What the task requires:
Report every line from the material that contains the word "source".

Records supplied:
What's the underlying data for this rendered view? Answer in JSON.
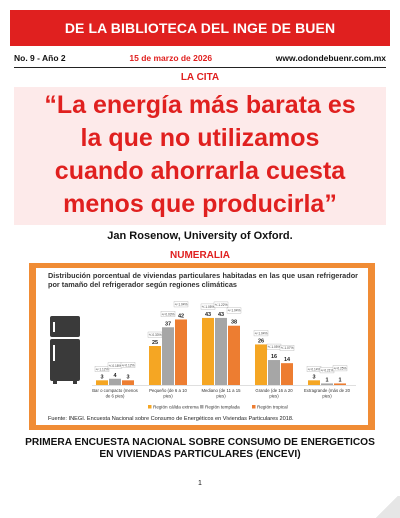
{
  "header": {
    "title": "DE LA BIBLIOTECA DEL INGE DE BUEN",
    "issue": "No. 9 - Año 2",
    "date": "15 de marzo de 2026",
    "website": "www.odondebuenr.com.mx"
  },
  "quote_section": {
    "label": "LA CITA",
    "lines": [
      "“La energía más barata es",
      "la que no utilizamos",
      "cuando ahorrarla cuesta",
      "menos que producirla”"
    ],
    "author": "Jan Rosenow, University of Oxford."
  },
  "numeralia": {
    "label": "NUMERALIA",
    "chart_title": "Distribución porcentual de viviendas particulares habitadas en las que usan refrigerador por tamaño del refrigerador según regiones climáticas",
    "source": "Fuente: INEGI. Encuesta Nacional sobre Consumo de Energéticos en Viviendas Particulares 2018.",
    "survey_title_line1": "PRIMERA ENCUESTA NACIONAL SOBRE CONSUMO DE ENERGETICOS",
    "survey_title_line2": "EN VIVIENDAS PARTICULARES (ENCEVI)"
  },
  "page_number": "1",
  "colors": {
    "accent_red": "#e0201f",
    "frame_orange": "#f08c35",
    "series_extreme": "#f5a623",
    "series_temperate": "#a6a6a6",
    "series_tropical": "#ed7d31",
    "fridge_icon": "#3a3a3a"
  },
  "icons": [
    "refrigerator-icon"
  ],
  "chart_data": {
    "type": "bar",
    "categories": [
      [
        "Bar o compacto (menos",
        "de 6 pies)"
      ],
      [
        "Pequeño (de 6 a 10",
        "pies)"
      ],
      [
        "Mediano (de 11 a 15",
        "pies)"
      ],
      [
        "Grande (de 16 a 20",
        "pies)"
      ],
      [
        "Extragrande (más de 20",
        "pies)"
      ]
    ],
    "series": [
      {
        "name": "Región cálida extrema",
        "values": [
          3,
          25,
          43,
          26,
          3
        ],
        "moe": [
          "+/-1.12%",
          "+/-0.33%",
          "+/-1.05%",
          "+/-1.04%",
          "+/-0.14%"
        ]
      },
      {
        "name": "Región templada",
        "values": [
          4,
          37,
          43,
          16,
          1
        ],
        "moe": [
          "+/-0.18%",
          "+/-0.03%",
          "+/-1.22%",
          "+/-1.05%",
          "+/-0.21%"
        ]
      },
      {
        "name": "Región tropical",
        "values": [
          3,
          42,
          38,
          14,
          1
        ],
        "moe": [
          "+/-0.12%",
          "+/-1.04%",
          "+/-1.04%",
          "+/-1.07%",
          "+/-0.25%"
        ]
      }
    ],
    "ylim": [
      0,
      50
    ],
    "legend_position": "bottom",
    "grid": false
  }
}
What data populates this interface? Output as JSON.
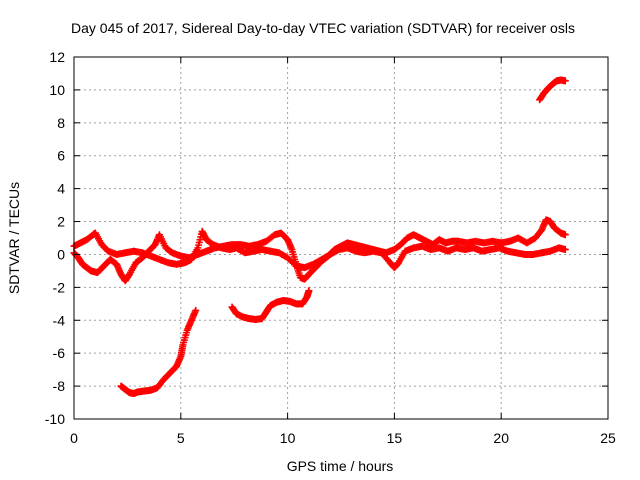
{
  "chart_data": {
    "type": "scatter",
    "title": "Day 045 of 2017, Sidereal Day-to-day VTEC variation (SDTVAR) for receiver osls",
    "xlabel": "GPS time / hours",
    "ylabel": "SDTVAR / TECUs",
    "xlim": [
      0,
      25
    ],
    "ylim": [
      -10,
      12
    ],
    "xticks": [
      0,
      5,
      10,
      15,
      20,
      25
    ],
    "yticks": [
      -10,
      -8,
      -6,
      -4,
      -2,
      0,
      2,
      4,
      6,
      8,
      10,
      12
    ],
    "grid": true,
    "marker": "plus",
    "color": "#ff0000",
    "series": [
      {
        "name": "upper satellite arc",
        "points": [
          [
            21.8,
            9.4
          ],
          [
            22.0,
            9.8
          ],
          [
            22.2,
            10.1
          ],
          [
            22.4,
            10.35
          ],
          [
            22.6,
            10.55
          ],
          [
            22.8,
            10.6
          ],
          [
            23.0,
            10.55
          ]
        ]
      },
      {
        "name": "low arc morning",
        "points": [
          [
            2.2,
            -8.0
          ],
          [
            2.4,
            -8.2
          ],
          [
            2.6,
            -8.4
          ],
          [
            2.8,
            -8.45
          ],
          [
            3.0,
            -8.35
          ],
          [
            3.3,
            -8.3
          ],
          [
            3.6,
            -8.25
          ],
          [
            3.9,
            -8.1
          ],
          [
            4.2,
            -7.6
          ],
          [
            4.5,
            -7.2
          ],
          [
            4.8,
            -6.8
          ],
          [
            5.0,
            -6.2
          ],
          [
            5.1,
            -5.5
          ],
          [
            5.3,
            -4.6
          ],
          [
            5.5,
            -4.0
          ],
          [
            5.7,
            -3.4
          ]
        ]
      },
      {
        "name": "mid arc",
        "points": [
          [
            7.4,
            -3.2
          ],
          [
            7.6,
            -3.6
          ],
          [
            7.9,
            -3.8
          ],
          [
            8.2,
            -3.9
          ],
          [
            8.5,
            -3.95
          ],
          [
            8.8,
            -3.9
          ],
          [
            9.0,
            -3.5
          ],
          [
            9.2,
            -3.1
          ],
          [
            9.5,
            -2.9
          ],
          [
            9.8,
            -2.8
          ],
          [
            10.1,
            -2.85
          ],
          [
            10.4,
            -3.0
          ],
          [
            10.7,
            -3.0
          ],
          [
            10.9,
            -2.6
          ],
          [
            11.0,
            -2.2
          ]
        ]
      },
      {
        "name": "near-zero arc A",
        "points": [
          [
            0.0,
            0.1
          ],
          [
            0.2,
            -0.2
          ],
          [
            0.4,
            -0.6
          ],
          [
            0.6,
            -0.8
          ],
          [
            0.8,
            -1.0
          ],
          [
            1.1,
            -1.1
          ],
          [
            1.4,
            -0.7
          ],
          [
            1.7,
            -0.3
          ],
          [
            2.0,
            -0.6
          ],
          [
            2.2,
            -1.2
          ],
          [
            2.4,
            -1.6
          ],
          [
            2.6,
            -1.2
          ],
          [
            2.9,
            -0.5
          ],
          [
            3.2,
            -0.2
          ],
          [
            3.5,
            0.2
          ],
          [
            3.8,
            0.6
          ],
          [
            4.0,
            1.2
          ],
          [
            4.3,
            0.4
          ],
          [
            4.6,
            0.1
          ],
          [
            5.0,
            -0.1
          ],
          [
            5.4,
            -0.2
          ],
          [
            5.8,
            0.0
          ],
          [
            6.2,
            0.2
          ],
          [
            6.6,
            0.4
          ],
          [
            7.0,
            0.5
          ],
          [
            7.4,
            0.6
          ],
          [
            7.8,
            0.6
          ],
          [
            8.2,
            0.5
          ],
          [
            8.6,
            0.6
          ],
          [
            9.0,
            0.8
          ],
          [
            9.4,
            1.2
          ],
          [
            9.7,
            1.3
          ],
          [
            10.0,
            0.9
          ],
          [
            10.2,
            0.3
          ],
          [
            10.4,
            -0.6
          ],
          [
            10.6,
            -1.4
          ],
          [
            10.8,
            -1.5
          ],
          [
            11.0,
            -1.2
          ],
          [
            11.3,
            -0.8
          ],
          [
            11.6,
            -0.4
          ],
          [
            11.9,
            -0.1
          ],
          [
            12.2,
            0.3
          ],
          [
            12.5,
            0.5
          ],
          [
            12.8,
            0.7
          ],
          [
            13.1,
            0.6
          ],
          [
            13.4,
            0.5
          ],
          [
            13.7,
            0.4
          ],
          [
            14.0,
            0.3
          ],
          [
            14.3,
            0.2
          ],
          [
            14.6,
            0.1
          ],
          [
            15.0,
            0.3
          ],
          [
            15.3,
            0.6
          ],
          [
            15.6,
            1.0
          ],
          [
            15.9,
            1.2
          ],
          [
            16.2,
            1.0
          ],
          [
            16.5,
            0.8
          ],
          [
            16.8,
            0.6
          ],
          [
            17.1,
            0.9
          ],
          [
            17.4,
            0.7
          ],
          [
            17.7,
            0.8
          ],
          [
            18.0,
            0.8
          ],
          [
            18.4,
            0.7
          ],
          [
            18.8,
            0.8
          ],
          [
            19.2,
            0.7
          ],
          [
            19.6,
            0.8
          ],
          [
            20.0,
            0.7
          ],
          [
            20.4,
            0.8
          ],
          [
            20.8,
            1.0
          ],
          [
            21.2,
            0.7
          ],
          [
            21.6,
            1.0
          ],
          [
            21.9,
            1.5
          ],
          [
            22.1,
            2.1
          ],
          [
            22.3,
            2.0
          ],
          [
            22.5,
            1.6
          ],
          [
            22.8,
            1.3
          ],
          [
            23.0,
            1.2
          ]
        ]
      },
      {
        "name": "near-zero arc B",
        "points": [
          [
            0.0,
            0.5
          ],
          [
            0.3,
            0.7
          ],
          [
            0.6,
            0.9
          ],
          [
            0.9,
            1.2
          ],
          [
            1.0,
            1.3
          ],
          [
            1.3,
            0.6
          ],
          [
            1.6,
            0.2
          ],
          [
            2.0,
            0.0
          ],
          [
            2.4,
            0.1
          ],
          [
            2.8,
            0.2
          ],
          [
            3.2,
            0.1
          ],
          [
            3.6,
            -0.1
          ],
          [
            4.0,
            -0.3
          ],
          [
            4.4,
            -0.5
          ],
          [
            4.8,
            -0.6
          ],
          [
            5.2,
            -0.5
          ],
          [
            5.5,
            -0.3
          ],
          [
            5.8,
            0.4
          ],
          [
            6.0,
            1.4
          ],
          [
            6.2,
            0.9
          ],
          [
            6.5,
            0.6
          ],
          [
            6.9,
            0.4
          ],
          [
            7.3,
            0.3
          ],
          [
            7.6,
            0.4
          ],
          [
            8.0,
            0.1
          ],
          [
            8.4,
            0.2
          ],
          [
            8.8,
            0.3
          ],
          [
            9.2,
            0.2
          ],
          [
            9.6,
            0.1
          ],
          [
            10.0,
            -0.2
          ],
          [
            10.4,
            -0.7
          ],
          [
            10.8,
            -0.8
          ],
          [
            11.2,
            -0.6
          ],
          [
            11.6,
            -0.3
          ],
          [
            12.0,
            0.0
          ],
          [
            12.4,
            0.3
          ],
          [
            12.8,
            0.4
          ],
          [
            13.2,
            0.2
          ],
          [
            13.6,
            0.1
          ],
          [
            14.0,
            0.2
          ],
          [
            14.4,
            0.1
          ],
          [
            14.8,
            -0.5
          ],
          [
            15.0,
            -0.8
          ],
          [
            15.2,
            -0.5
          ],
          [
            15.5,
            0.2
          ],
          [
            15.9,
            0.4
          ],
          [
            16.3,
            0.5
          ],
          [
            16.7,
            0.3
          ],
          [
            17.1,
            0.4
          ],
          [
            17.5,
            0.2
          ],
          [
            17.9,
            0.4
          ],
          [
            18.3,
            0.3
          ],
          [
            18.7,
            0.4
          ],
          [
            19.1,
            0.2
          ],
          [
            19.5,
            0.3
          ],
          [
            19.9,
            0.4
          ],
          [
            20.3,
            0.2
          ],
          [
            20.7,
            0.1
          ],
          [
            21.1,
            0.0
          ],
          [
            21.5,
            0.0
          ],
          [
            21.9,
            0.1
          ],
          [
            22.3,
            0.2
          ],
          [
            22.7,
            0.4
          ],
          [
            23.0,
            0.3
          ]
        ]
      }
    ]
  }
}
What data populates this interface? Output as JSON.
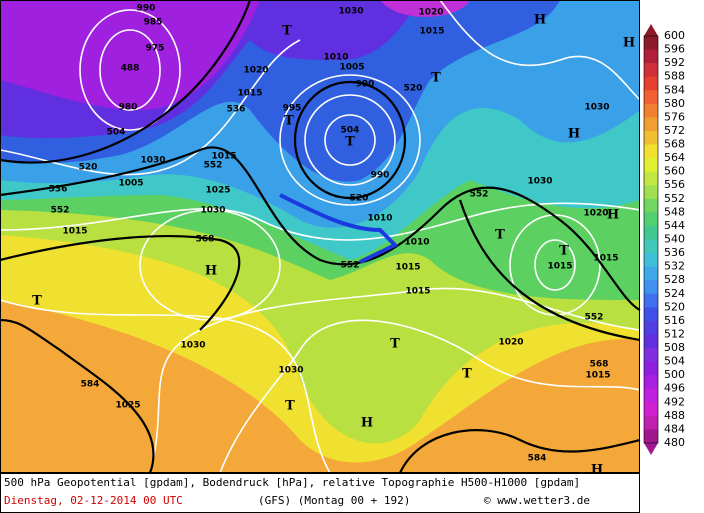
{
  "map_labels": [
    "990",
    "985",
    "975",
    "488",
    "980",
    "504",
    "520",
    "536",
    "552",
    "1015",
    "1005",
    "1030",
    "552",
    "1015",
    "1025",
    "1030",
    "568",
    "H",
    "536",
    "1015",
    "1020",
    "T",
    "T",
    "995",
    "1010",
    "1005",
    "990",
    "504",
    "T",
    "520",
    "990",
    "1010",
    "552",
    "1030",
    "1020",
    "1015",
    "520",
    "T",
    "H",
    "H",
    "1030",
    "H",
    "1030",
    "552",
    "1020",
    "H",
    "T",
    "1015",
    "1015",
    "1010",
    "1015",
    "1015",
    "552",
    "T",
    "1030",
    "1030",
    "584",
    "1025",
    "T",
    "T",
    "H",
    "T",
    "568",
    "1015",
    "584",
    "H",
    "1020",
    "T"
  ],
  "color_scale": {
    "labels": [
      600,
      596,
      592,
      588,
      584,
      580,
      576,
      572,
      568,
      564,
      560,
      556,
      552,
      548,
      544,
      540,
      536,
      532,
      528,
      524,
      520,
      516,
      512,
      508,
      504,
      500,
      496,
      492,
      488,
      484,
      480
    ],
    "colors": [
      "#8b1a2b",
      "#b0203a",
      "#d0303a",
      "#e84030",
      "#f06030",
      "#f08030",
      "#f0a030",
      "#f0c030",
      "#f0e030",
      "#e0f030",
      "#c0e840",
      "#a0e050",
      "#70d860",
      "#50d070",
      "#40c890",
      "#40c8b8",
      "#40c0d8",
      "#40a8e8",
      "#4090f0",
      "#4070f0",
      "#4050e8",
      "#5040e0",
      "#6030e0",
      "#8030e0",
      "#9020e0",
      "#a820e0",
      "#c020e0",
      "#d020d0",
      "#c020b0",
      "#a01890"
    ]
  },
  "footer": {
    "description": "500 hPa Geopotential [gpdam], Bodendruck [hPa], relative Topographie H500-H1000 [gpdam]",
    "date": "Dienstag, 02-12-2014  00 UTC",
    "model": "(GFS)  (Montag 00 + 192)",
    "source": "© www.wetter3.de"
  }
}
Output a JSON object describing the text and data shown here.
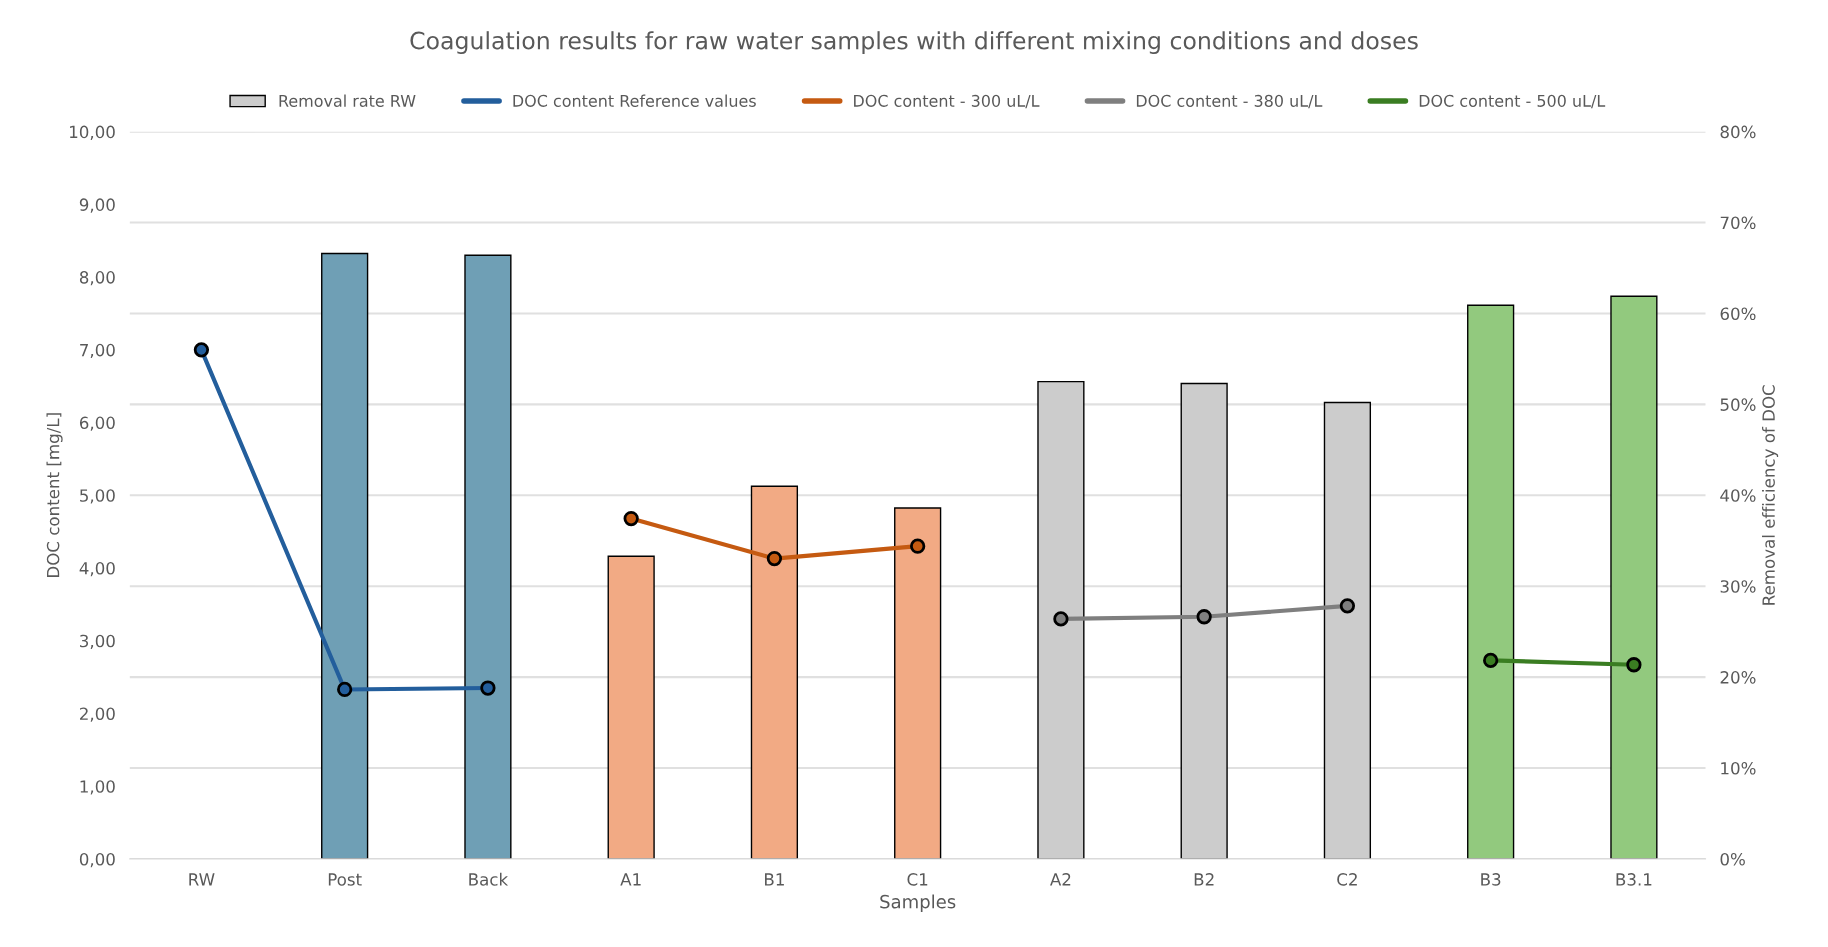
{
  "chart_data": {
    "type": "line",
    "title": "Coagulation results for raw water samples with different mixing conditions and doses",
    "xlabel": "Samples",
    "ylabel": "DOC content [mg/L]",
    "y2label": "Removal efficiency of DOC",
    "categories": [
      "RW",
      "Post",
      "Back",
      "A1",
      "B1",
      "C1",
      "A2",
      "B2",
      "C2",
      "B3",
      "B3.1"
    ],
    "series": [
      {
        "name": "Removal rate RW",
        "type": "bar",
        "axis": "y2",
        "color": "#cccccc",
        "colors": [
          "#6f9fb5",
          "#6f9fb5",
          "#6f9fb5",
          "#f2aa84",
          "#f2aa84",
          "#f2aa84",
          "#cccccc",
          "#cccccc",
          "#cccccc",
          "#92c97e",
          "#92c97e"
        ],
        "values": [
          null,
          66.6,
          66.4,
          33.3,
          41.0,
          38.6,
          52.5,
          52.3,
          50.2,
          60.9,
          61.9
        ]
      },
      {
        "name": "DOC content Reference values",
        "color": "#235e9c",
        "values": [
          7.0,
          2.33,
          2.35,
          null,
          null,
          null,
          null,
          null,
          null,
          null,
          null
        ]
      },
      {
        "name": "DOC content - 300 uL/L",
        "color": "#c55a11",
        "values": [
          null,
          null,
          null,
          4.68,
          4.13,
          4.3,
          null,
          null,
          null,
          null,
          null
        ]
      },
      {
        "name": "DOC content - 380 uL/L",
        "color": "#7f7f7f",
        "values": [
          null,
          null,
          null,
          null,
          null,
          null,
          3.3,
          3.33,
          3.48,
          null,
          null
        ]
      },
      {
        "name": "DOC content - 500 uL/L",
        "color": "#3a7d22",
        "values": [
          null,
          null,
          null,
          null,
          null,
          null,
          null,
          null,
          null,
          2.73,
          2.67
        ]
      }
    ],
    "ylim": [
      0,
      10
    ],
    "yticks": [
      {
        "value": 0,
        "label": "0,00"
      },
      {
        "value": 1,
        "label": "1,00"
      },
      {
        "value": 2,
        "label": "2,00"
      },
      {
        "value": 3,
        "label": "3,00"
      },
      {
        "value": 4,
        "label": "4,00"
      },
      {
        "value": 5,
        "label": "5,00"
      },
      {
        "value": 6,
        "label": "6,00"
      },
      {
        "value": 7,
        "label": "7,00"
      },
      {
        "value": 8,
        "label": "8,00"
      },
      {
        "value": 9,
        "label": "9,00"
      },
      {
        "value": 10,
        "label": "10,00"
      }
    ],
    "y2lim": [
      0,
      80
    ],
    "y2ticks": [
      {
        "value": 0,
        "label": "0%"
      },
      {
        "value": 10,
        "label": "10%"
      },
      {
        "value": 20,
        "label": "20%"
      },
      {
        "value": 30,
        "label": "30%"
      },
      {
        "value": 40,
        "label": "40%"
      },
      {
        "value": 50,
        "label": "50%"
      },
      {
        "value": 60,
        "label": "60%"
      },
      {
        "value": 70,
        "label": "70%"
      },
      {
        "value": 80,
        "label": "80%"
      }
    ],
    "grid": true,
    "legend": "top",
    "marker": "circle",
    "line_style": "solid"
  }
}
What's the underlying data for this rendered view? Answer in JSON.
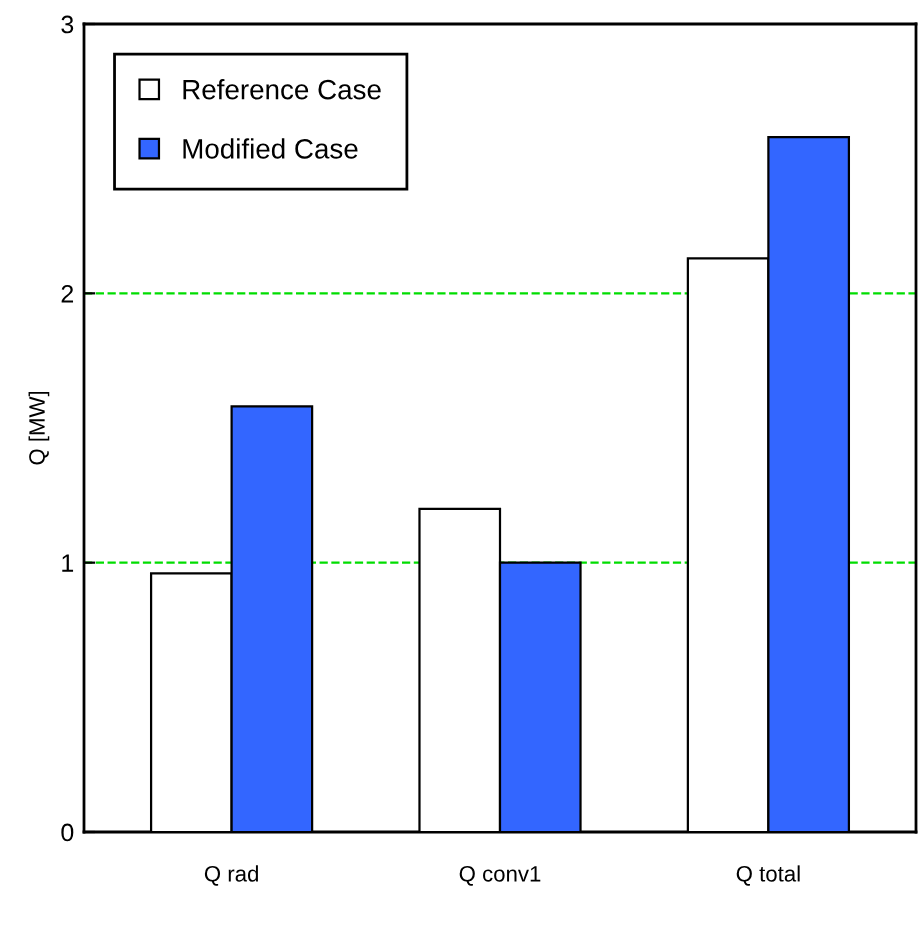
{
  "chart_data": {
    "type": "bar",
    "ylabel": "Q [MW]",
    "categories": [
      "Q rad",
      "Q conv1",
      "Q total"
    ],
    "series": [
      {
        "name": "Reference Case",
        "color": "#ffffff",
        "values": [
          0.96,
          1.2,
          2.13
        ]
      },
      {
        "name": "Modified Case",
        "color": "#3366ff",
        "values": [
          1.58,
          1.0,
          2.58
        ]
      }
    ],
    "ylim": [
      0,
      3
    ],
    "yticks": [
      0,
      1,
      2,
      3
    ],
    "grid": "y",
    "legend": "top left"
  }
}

Solution for this exercise:
    "source": "Fuente: INEGI. Encuesta Nacional sobre Consumo de Energéticos en Viviendas Particulares 2018.",
    "source": "© www.wetter3.de"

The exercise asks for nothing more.